━━━━━ Page excerpt
Leukemia is the most frequently diagnosed cancer in children and adolescents, representing approximately 1 of 3 cancers in these populations of patients. Of the 4 main types of leukemia (acute myeloid leukemia, acute lymphocytic leukemia [ALL], chronic myeloid leukemia, and chronic lymphocytic leukemia), ALL is the most common type found in children and adolescents. The following provides key statistics and other helpful information regarding ALL.
The American Cancer Society estimates that approximately 6150 new cases of ALL will be diagnosed in the United States in 2020, and approximately 1520 deaths will be attributed to the disease in the same year. Although most cases of ALL occur in children, 4 of 5 deaths related to the disease occur in adults.1
The National Cancer Institute reports that the overall incidence of pediatric cancer, including ALL, has been slowly on the rise since 1975.2 Incidence peaks sharply in young children (>90 cases per 1 million per year in those aged 2 to 3 years vs <30 cases per 1 million by age 8 years). The incidence of ALL is highest in Hispanic children and is considerably higher in white children than in African-American children.2 Overall, ALL represents approximately 25% of all cancers found in children and teens aged <15 years.2
Children with Down syndrome have a 10- to 20-fold increased risk for developing acute leukemia, and Down syndrome is among the strongest risk factors for developing ALL, as well as acute myeloid leukemia.3 Approximately 50% to 60% of children with ALL and Down syndrome have genomic alterations affecting the CRLF2 gene, resulting in an overexpression of the gene’s protein.2 In 35% of these patients, the IKZF1 gene deletions are associated with worse outcomes.2
Overall, the 5-year survival rate for children diagnosed with ALL is 91%.4 Approximately 98% of children with ALL will achieve remission, and approximately 85% of children aged 1 to 8 years with newly diagnosed ALL are expected to be long-term, event-free survivors.2 Children diagnosed with ALL who remain disease-free for ≥5 years are considered “cured” because it is rare for acute leukemia to recur after that time.2
- American Cancer Society. Key statistics for acute lymphocytic leukemia (ALL). Updated January 8, 2020. www.cancer.org/cancer/acute-lymphocytic-leukemia/about/key-statistics.html. Accessed January 23, 2020.
━━━━━━━━━━
━━━━━ Data listing
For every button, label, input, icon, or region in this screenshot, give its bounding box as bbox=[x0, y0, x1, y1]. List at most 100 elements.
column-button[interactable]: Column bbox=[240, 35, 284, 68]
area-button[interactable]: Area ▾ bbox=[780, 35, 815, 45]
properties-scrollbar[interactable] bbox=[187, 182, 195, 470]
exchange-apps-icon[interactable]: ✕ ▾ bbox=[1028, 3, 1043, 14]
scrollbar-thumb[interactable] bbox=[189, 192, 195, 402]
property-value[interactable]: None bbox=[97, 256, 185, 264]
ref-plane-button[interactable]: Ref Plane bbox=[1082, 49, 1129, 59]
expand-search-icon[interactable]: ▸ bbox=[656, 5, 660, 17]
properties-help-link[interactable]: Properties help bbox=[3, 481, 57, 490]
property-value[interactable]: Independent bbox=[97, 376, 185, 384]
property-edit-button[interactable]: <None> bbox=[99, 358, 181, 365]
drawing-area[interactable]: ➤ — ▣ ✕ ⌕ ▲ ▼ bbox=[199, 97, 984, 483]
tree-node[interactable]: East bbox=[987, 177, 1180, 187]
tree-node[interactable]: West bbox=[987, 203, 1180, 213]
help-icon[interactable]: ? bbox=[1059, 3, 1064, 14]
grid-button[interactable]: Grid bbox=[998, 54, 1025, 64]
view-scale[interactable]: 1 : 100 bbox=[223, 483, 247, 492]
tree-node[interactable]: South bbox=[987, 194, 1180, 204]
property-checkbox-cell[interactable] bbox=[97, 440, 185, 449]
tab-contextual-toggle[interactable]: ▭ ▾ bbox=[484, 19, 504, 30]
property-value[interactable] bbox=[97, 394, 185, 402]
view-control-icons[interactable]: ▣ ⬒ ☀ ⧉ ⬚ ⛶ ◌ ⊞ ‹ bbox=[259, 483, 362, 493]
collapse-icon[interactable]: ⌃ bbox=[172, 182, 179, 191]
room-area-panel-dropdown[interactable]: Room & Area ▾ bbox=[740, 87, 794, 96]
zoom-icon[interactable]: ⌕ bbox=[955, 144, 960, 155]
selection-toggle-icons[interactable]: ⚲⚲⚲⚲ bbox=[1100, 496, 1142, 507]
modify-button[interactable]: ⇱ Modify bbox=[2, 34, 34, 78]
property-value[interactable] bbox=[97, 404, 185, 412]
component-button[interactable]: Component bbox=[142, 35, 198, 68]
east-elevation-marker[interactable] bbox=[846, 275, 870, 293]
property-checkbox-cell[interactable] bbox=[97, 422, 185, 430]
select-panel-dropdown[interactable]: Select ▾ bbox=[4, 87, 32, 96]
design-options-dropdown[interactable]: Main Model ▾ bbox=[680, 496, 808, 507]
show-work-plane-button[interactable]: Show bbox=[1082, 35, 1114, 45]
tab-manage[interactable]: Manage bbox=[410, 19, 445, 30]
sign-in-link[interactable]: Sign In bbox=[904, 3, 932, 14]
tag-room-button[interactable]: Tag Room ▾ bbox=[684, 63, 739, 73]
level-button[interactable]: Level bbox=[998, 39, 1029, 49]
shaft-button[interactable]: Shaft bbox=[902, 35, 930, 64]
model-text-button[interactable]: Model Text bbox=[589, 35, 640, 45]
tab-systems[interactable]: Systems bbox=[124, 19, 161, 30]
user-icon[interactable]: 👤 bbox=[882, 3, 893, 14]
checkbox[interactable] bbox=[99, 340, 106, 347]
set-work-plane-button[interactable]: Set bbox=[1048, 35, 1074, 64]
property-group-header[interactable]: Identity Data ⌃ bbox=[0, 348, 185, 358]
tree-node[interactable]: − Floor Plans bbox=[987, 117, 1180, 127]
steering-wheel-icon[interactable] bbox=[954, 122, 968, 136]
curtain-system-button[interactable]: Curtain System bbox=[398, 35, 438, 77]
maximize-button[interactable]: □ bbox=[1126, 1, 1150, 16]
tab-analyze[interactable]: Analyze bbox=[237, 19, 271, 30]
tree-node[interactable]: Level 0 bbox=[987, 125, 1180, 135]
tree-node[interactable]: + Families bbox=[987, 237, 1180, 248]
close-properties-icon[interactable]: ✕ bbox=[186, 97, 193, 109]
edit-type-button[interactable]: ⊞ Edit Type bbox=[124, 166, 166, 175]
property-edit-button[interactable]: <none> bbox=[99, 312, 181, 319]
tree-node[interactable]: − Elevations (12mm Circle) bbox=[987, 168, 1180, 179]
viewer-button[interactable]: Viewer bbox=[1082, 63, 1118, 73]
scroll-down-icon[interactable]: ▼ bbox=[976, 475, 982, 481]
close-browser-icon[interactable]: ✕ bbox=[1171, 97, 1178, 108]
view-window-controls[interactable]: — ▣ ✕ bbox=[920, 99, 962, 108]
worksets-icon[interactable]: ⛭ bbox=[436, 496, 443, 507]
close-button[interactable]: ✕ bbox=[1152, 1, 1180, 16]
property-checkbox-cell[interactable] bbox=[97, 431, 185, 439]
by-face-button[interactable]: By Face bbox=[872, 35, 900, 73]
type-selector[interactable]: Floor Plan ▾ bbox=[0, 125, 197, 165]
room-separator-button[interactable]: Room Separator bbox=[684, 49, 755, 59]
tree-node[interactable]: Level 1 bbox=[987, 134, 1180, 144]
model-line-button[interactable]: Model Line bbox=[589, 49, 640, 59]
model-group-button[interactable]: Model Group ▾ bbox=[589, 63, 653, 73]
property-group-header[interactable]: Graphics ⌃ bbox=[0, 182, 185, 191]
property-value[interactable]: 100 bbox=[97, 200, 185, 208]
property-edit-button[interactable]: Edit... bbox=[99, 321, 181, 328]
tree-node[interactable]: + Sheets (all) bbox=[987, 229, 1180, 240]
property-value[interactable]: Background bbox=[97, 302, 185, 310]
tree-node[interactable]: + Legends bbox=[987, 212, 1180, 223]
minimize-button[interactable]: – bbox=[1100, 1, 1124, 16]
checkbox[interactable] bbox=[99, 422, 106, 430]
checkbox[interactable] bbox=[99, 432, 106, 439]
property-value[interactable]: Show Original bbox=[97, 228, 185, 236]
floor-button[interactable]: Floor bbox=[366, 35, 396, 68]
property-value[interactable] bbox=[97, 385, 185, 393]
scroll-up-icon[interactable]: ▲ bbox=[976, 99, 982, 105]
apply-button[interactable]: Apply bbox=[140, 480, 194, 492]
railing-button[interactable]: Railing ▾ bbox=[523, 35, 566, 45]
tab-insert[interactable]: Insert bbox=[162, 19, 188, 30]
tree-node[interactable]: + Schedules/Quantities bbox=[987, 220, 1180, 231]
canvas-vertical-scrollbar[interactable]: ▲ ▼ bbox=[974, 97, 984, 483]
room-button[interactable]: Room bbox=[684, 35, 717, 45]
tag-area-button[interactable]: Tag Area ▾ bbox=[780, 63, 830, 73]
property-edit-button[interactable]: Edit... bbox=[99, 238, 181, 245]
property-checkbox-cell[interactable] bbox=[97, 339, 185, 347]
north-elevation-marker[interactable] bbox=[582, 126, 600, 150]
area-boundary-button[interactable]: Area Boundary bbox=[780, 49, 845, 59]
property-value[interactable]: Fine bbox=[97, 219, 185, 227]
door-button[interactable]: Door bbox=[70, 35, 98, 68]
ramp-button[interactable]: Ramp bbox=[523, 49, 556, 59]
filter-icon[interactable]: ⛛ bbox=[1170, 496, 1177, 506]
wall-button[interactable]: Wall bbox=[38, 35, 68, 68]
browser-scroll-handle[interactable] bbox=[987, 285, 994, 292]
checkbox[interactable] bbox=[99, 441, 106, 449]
━━━━━━━━━━
* [Tasks to perform]:
1. What 5-year survival rate does the leukemia overview give for children diagnosed with ALL?
2. Repeat the leukemia overview word for word, starting with "Leukemia is the" and going on through "information regarding ALL.".
3. Go on with the leukemia overview from the point where it stops.
The data was taken from a different source than the leukemia overview.

* [Numbered answers]:
1. 91%

2.
Leukemia is the most frequently diagnosed cancer in children and adolescents, representing approximately 1 of 3 cancers in these populations of patients. Of the 4 main types of leukemia (acute myeloid leukemia, acute lymphocytic leukemia [ALL], chronic myeloid leukemia, and chronic lymphocytic leukemia), ALL is the most common type found in children and adolescents. The following provides key statistics and other helpful information regarding ALL.

3.
- National Cancer Institute. Childhood acute lymphoblastic leukemia treatment (PDQ)-health professional version. Updated October 22, 2019. www.cancer.gov/types/leukemia/hp/child-all-treatment-pdq. Accessed January 24, 2020.
- Matloub Y, Rabin KR, Ji L, et al. Excellent long-term survival of children with Down syndrome and standard-risk ALL: a report from the Children’s Oncology Group. Blood Adv. 2019;3:1647-1656.
- Cancer.Net. Leukemia - acute lymphoblastic - ALL - childhood - introduction. www.cancer.net/cancer-types/leukemia-acute-lymphoblastic-all-childhood/view-all. Accessed January 24, 2020.